> _WHAT YOU SHOULD DO_:
Copy out, from the entries below, each line holding the string "احساسی".

> _RECORDS SUPPLIED_:

§ §

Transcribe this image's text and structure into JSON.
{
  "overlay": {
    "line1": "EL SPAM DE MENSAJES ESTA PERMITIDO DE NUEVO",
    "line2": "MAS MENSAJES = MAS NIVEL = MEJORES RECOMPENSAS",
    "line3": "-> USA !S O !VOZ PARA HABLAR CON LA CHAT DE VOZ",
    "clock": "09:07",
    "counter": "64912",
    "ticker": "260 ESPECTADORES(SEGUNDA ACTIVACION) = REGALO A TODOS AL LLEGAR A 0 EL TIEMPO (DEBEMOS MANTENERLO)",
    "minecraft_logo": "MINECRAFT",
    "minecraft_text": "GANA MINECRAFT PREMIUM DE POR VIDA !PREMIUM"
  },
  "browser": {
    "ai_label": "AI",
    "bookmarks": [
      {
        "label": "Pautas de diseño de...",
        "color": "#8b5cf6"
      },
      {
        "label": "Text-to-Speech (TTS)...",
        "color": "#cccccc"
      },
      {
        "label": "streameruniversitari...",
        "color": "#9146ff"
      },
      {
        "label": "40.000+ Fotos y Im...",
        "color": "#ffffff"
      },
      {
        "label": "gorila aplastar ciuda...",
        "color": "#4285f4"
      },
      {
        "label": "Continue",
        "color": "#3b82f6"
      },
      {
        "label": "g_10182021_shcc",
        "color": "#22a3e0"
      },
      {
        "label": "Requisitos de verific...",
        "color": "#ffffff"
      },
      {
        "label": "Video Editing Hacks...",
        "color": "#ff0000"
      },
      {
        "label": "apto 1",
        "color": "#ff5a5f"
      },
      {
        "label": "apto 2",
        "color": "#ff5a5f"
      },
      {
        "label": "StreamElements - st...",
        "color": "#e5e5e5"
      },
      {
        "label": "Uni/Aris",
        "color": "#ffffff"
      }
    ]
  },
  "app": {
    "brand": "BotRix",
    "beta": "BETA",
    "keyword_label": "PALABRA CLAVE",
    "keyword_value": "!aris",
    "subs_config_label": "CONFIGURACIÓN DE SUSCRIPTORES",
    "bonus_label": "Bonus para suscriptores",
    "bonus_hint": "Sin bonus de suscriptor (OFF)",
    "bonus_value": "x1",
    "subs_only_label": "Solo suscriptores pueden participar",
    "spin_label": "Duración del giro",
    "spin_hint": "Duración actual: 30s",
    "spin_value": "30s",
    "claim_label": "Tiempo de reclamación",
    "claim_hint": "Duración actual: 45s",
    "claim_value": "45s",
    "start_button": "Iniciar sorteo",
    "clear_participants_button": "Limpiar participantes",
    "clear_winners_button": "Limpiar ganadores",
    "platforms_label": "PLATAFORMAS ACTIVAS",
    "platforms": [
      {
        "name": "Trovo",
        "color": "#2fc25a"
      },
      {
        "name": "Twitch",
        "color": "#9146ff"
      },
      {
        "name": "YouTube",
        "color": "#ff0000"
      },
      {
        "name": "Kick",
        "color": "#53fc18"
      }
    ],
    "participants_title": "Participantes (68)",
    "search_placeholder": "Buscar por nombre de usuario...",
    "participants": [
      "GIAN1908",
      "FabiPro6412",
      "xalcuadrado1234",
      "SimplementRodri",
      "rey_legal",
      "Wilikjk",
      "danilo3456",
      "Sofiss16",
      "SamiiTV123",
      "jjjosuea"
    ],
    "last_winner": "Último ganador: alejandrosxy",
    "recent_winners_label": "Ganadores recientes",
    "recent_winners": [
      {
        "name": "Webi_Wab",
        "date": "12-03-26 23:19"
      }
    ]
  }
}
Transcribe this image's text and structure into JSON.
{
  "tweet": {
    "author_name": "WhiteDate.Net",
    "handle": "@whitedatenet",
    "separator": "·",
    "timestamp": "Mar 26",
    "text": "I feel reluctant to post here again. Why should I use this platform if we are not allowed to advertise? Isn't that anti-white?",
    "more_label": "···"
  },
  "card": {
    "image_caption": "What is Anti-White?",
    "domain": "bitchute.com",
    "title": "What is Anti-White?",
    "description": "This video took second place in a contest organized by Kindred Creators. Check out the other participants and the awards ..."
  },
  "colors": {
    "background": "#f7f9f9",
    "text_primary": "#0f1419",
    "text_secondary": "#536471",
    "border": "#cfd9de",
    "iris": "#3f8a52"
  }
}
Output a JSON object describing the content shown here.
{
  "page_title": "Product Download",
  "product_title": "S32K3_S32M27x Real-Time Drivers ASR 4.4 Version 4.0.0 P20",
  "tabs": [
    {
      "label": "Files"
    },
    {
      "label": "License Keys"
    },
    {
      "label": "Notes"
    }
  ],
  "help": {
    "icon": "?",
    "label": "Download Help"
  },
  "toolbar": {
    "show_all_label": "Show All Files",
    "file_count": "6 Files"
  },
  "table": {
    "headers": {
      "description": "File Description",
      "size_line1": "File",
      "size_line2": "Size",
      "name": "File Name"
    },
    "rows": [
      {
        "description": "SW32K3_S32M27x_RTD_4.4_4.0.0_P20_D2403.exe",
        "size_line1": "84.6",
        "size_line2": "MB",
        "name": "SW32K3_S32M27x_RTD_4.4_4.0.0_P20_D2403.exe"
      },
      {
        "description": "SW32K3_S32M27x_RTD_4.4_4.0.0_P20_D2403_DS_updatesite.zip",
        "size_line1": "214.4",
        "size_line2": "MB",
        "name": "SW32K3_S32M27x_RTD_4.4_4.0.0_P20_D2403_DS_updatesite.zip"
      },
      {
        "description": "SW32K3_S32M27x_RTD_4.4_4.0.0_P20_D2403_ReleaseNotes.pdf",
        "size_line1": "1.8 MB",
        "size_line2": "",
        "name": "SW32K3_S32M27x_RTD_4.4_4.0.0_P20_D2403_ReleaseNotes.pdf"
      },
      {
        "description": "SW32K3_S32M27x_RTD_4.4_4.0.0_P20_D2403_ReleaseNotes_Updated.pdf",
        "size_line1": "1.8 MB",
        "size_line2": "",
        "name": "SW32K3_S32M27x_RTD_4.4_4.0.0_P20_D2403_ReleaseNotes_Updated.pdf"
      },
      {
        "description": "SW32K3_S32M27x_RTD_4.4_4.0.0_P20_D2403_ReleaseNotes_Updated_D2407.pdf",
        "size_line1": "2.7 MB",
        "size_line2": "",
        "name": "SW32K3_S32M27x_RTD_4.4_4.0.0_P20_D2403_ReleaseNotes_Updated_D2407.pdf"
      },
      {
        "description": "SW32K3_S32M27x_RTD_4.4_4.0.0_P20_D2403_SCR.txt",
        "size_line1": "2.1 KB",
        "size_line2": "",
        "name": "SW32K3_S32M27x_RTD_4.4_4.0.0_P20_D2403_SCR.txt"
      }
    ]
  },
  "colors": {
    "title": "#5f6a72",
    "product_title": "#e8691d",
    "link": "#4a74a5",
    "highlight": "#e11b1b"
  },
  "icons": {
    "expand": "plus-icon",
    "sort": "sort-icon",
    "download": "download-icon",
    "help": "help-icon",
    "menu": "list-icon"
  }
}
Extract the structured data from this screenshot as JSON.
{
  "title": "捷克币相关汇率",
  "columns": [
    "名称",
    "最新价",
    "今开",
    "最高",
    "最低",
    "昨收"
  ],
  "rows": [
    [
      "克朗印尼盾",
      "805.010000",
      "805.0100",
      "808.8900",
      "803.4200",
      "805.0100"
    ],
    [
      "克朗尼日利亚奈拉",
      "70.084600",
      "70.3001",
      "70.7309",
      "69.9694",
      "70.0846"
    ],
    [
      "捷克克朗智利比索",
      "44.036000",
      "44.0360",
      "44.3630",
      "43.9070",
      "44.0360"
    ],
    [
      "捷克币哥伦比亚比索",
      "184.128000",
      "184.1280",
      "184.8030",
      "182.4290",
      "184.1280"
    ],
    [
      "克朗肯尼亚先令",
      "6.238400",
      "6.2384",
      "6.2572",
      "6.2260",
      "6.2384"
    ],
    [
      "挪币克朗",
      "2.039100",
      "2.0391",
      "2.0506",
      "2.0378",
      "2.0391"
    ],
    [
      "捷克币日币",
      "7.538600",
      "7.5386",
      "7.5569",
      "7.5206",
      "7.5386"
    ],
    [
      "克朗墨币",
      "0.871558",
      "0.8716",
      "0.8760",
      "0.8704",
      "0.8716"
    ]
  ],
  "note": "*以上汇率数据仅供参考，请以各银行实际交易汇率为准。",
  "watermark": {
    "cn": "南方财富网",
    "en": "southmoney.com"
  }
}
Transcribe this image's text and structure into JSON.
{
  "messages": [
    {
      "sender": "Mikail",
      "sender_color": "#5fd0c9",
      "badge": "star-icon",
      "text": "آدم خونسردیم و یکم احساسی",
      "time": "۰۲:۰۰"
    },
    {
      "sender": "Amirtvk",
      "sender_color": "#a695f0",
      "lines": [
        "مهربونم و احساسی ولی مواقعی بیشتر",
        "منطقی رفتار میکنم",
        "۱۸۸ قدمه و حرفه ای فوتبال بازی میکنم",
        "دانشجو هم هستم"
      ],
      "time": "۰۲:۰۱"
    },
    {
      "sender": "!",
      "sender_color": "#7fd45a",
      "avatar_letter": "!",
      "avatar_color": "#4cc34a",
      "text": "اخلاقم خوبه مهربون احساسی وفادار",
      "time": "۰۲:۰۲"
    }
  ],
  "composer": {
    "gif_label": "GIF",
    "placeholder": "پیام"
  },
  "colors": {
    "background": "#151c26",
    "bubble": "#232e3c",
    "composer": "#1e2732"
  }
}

§ §

> _RESPONSE_:
      "text": "آدم خونسردیم و یکم احساسی",
        "مهربونم و احساسی ولی مواقعی بیشتر",
      "text": "اخلاقم خوبه مهربون احساسی وفادار",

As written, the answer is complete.